EXERCISE DETAILS ▸
Gather all lines in the data that hold the string "changes".

SUPPLIED MATERIAL ▸

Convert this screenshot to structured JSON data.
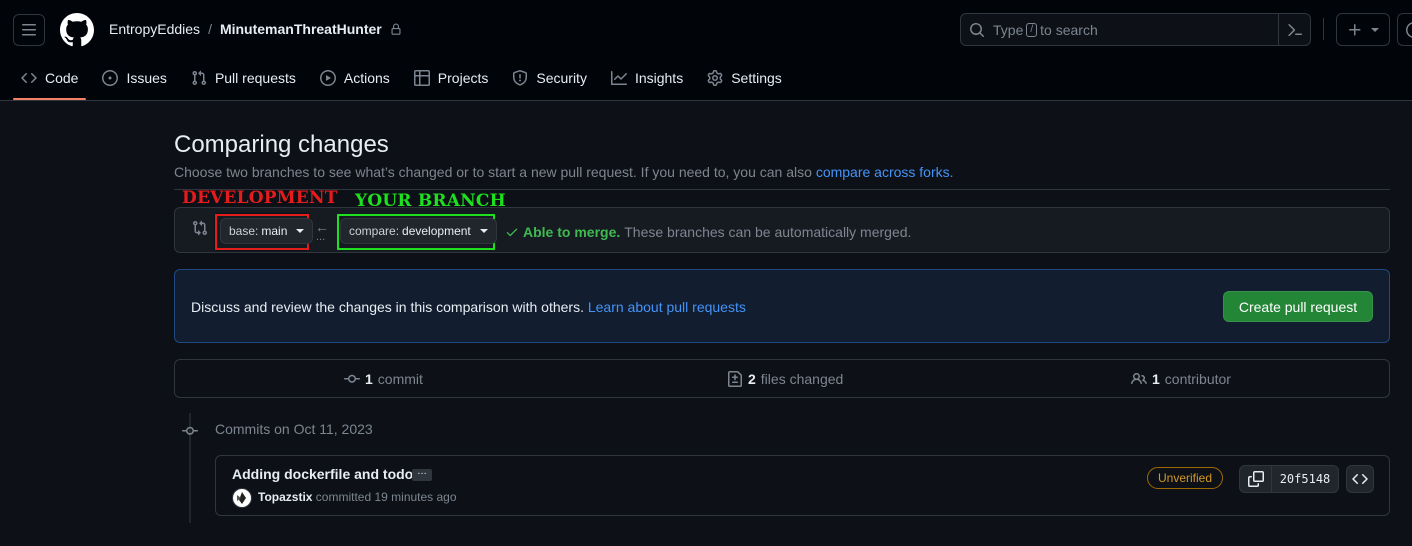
{
  "header": {
    "owner": "EntropyEddies",
    "separator": "/",
    "repo": "MinutemanThreatHunter",
    "search_prefix": "Type",
    "search_key": "/",
    "search_suffix": "to search",
    "icons": [
      "hamburger-icon",
      "github-logo-icon",
      "lock-icon",
      "search-icon",
      "command-palette-icon",
      "plus-icon",
      "issue-icon"
    ]
  },
  "tabs": [
    {
      "label": "Code",
      "icon": "code-icon",
      "active": true
    },
    {
      "label": "Issues",
      "icon": "issue-icon"
    },
    {
      "label": "Pull requests",
      "icon": "pull-request-icon"
    },
    {
      "label": "Actions",
      "icon": "play-icon"
    },
    {
      "label": "Projects",
      "icon": "table-icon"
    },
    {
      "label": "Security",
      "icon": "shield-icon"
    },
    {
      "label": "Insights",
      "icon": "graph-icon"
    },
    {
      "label": "Settings",
      "icon": "gear-icon"
    }
  ],
  "main": {
    "title": "Comparing changes",
    "subtitle": "Choose two branches to see what’s changed or to start a new pull request. If you need to, you can also",
    "subtitle_link": "compare across forks",
    "subtitle_end": "."
  },
  "annotations": {
    "base_label": "DEVELOPMENT",
    "compare_label": "YOUR BRANCH",
    "base_color": "#e51c1c",
    "compare_color": "#1ee01e"
  },
  "range": {
    "base_prefix": "base:",
    "base_value": "main",
    "arrow": "←",
    "dots": "...",
    "compare_prefix": "compare:",
    "compare_value": "development",
    "merge_ok": "Able to merge.",
    "merge_text": "These branches can be automatically merged."
  },
  "flash": {
    "text": "Discuss and review the changes in this comparison with others.",
    "link": "Learn about pull requests",
    "button": "Create pull request"
  },
  "stats": {
    "commits_count": "1",
    "commits_label": "commit",
    "files_count": "2",
    "files_label": "files changed",
    "contributors_count": "1",
    "contributors_label": "contributor"
  },
  "commits": {
    "date_label": "Commits on Oct 11, 2023",
    "items": [
      {
        "title": "Adding dockerfile and todo",
        "ellipsis": "…",
        "author": "Topazstix",
        "meta": "committed 19 minutes ago",
        "badge": "Unverified",
        "sha": "20f5148"
      }
    ]
  },
  "colors": {
    "accent_link": "#4493f8",
    "success": "#3fb950",
    "primary_button": "#238636",
    "warning": "#d29922",
    "active_tab_underline": "#f78166"
  }
}
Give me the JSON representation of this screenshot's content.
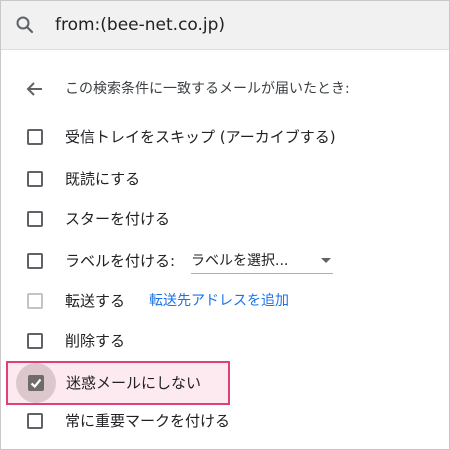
{
  "search": {
    "query": "from:(bee-net.co.jp)",
    "icon": "search-icon"
  },
  "filter": {
    "header": "この検索条件に一致するメールが届いたとき:",
    "back_icon": "arrow-back-icon",
    "options": {
      "skip_inbox": {
        "label": "受信トレイをスキップ (アーカイブする)",
        "checked": false
      },
      "mark_read": {
        "label": "既読にする",
        "checked": false
      },
      "star": {
        "label": "スターを付ける",
        "checked": false
      },
      "apply_label": {
        "label": "ラベルを付ける:",
        "dropdown_value": "ラベルを選択...",
        "checked": false
      },
      "forward": {
        "label": "転送する",
        "link": "転送先アドレスを追加",
        "checked": false,
        "disabled": true
      },
      "delete": {
        "label": "削除する",
        "checked": false
      },
      "never_spam": {
        "label": "迷惑メールにしない",
        "checked": true
      },
      "always_important": {
        "label": "常に重要マークを付ける",
        "checked": false
      }
    }
  },
  "colors": {
    "highlight_border": "#e0407a",
    "highlight_fill": "#fdeaf0",
    "link": "#1a73e8",
    "checked_box": "#6f6a6c"
  }
}
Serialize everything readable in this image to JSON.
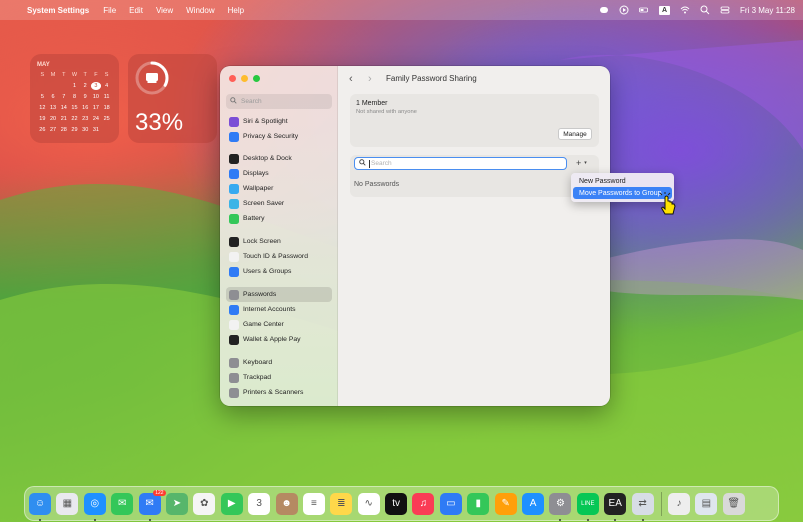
{
  "menubar": {
    "app_name": "System Settings",
    "items": [
      "File",
      "Edit",
      "View",
      "Window",
      "Help"
    ],
    "datetime": "Fri 3 May  11:28",
    "input_indicator": "A"
  },
  "widgets": {
    "calendar": {
      "month": "MAY",
      "dow": [
        "S",
        "M",
        "T",
        "W",
        "T",
        "F",
        "S"
      ],
      "days": [
        "",
        "",
        "",
        "1",
        "2",
        "3",
        "4",
        "5",
        "6",
        "7",
        "8",
        "9",
        "10",
        "11",
        "12",
        "13",
        "14",
        "15",
        "16",
        "17",
        "18",
        "19",
        "20",
        "21",
        "22",
        "23",
        "24",
        "25",
        "26",
        "27",
        "28",
        "29",
        "30",
        "31",
        ""
      ],
      "today": "3"
    },
    "battery": {
      "percent_label": "33%",
      "level": 0.33
    }
  },
  "window": {
    "title": "Family Password Sharing",
    "sidebar": {
      "search_placeholder": "Search",
      "items": [
        {
          "label": "Siri & Spotlight",
          "icon": "siri-icon",
          "color": "#7b4ed6"
        },
        {
          "label": "Privacy & Security",
          "icon": "hand-icon",
          "color": "#2f7bf5"
        },
        {
          "label": "Desktop & Dock",
          "icon": "dock-icon",
          "color": "#222222"
        },
        {
          "label": "Displays",
          "icon": "sun-icon",
          "color": "#2f7bf5"
        },
        {
          "label": "Wallpaper",
          "icon": "flower-icon",
          "color": "#37aaf0"
        },
        {
          "label": "Screen Saver",
          "icon": "screensaver-icon",
          "color": "#3cb4e6"
        },
        {
          "label": "Battery",
          "icon": "battery-icon",
          "color": "#34c759"
        },
        {
          "label": "Lock Screen",
          "icon": "lock-icon",
          "color": "#222222"
        },
        {
          "label": "Touch ID & Password",
          "icon": "fingerprint-icon",
          "color": "#f2f2f2"
        },
        {
          "label": "Users & Groups",
          "icon": "users-icon",
          "color": "#2f7bf5"
        },
        {
          "label": "Passwords",
          "icon": "key-icon",
          "color": "#8e8e93"
        },
        {
          "label": "Internet Accounts",
          "icon": "at-icon",
          "color": "#2f7bf5"
        },
        {
          "label": "Game Center",
          "icon": "gamecenter-icon",
          "color": "#f2f2f2"
        },
        {
          "label": "Wallet & Apple Pay",
          "icon": "wallet-icon",
          "color": "#222222"
        },
        {
          "label": "Keyboard",
          "icon": "keyboard-icon",
          "color": "#8e8e93"
        },
        {
          "label": "Trackpad",
          "icon": "trackpad-icon",
          "color": "#8e8e93"
        },
        {
          "label": "Printers & Scanners",
          "icon": "printer-icon",
          "color": "#8e8e93"
        }
      ],
      "selected": "Passwords"
    },
    "content": {
      "member_count": "1 Member",
      "member_sub": "Not shared with anyone",
      "manage_label": "Manage",
      "search_placeholder": "Search",
      "add_label": "+",
      "empty_label": "No Passwords"
    }
  },
  "dropdown": {
    "options": [
      "New Password",
      "Move Passwords to Group"
    ],
    "highlighted": "Move Passwords to Group"
  },
  "dock": {
    "apps": [
      {
        "name": "finder-icon",
        "color": "#2f8ef0",
        "glyph": "☺",
        "running": true
      },
      {
        "name": "launchpad-icon",
        "color": "#e9e9ee",
        "glyph": "▦",
        "running": false
      },
      {
        "name": "safari-icon",
        "color": "#1e90ff",
        "glyph": "◎",
        "running": true
      },
      {
        "name": "messages-icon",
        "color": "#34c759",
        "glyph": "✉",
        "running": false
      },
      {
        "name": "mail-icon",
        "color": "#2f7bf5",
        "glyph": "✉",
        "running": true,
        "badge": "122"
      },
      {
        "name": "maps-icon",
        "color": "#57b66b",
        "glyph": "➤",
        "running": false
      },
      {
        "name": "photos-icon",
        "color": "#f5f5f5",
        "glyph": "✿",
        "running": false
      },
      {
        "name": "facetime-icon",
        "color": "#34c759",
        "glyph": "▶",
        "running": false
      },
      {
        "name": "calendar-icon",
        "color": "#ffffff",
        "glyph": "3",
        "running": false
      },
      {
        "name": "contacts-icon",
        "color": "#b58a62",
        "glyph": "☻",
        "running": false
      },
      {
        "name": "reminders-icon",
        "color": "#ffffff",
        "glyph": "≡",
        "running": false
      },
      {
        "name": "notes-icon",
        "color": "#ffd84a",
        "glyph": "≣",
        "running": false
      },
      {
        "name": "freeform-icon",
        "color": "#ffffff",
        "glyph": "∿",
        "running": false
      },
      {
        "name": "appletv-icon",
        "color": "#111111",
        "glyph": "tv",
        "running": false
      },
      {
        "name": "music-icon",
        "color": "#fa3c55",
        "glyph": "♫",
        "running": false
      },
      {
        "name": "keynote-icon",
        "color": "#2f7bf5",
        "glyph": "▭",
        "running": false
      },
      {
        "name": "numbers-icon",
        "color": "#34c759",
        "glyph": "▮",
        "running": false
      },
      {
        "name": "pages-icon",
        "color": "#ff9f0a",
        "glyph": "✎",
        "running": false
      },
      {
        "name": "appstore-icon",
        "color": "#1e90ff",
        "glyph": "A",
        "running": false
      },
      {
        "name": "system-settings-icon",
        "color": "#8e8e93",
        "glyph": "⚙",
        "running": true
      },
      {
        "name": "line-icon",
        "color": "#06c755",
        "glyph": "LINE",
        "running": true
      },
      {
        "name": "ea-icon",
        "color": "#222222",
        "glyph": "EA",
        "running": true
      },
      {
        "name": "migration-icon",
        "color": "#d7dde6",
        "glyph": "⇄",
        "running": true
      },
      {
        "name": "audio-file-icon",
        "color": "#eeeeee",
        "glyph": "♪",
        "running": false,
        "after_sep": true
      },
      {
        "name": "screenshot-file-icon",
        "color": "#dfe6ee",
        "glyph": "▤",
        "running": false
      },
      {
        "name": "trash-icon",
        "color": "#d9d9d9",
        "glyph": "🗑",
        "running": false
      }
    ]
  }
}
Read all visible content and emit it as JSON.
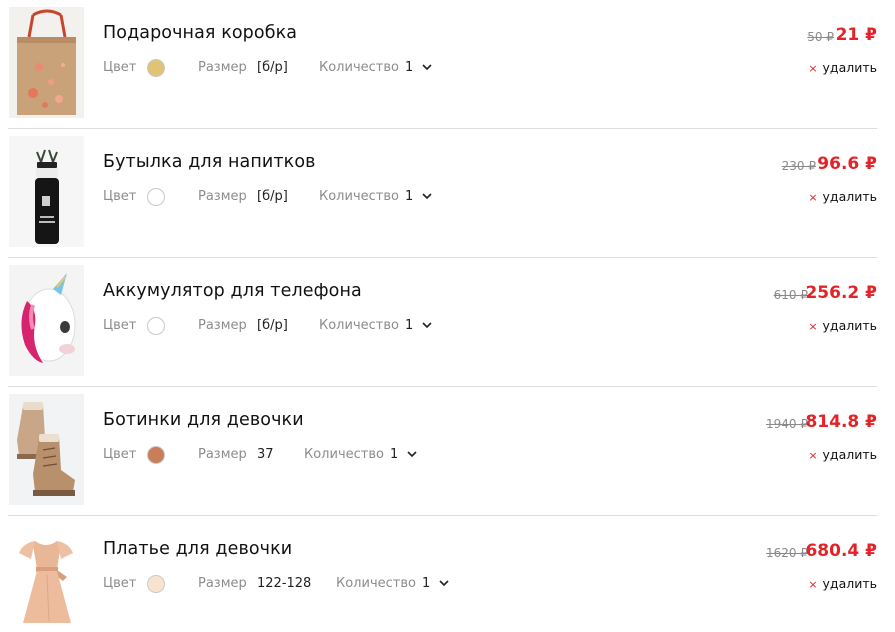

OUTPUT BELOW ▸
    "title": "Comparing changes",
    "text": "Discuss and review the changes in this comparison with others.",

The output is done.